Records from a collection:
[Start]

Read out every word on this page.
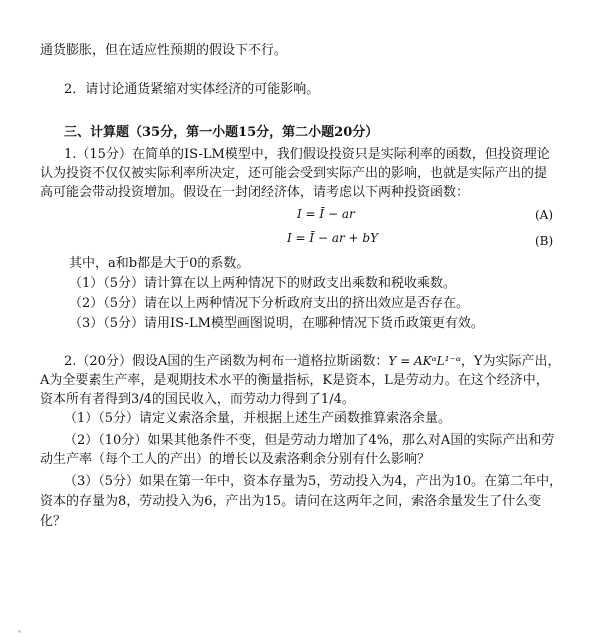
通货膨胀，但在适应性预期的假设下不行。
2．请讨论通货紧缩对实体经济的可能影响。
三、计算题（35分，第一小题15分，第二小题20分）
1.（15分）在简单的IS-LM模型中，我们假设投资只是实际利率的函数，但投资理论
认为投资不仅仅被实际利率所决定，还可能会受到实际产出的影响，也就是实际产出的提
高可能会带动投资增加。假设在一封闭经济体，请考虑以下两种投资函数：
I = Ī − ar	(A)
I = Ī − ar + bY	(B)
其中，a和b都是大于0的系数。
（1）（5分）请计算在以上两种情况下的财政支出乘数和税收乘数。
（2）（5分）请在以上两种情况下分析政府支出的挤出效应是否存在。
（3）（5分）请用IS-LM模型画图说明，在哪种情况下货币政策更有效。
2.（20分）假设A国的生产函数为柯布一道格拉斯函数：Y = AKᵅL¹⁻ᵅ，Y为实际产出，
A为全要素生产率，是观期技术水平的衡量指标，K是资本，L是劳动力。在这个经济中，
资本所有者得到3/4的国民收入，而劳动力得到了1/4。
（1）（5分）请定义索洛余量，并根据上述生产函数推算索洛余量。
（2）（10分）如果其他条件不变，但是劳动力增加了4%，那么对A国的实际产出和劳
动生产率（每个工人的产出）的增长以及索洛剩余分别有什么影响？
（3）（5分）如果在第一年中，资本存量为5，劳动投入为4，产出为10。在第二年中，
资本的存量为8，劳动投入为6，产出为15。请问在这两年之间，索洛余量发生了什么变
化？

[End]

Give an exact reproduction of every line, leaving out any picture.

COMPLETED TASK
Read out every word on this page.
通货膨胀，但在适应性预期的假设下不行。
2．请讨论通货紧缩对实体经济的可能影响。
三、计算题（35分，第一小题15分，第二小题20分）
1.（15分）在简单的IS-LM模型中，我们假设投资只是实际利率的函数，但投资理论
认为投资不仅仅被实际利率所决定，还可能会受到实际产出的影响，也就是实际产出的提
高可能会带动投资增加。假设在一封闭经济体，请考虑以下两种投资函数：
I = Ī − ar	(A)
I = Ī − ar + bY	(B)
其中，a和b都是大于0的系数。
（1）（5分）请计算在以上两种情况下的财政支出乘数和税收乘数。
（2）（5分）请在以上两种情况下分析政府支出的挤出效应是否存在。
（3）（5分）请用IS-LM模型画图说明，在哪种情况下货币政策更有效。
2.（20分）假设A国的生产函数为柯布一道格拉斯函数：Y = AKᵅL¹⁻ᵅ，Y为实际产出，
A为全要素生产率，是观期技术水平的衡量指标，K是资本，L是劳动力。在这个经济中，
资本所有者得到3/4的国民收入，而劳动力得到了1/4。
（1）（5分）请定义索洛余量，并根据上述生产函数推算索洛余量。
（2）（10分）如果其他条件不变，但是劳动力增加了4%，那么对A国的实际产出和劳
动生产率（每个工人的产出）的增长以及索洛剩余分别有什么影响？
（3）（5分）如果在第一年中，资本存量为5，劳动投入为4，产出为10。在第二年中，
资本的存量为8，劳动投入为6，产出为15。请问在这两年之间，索洛余量发生了什么变
化？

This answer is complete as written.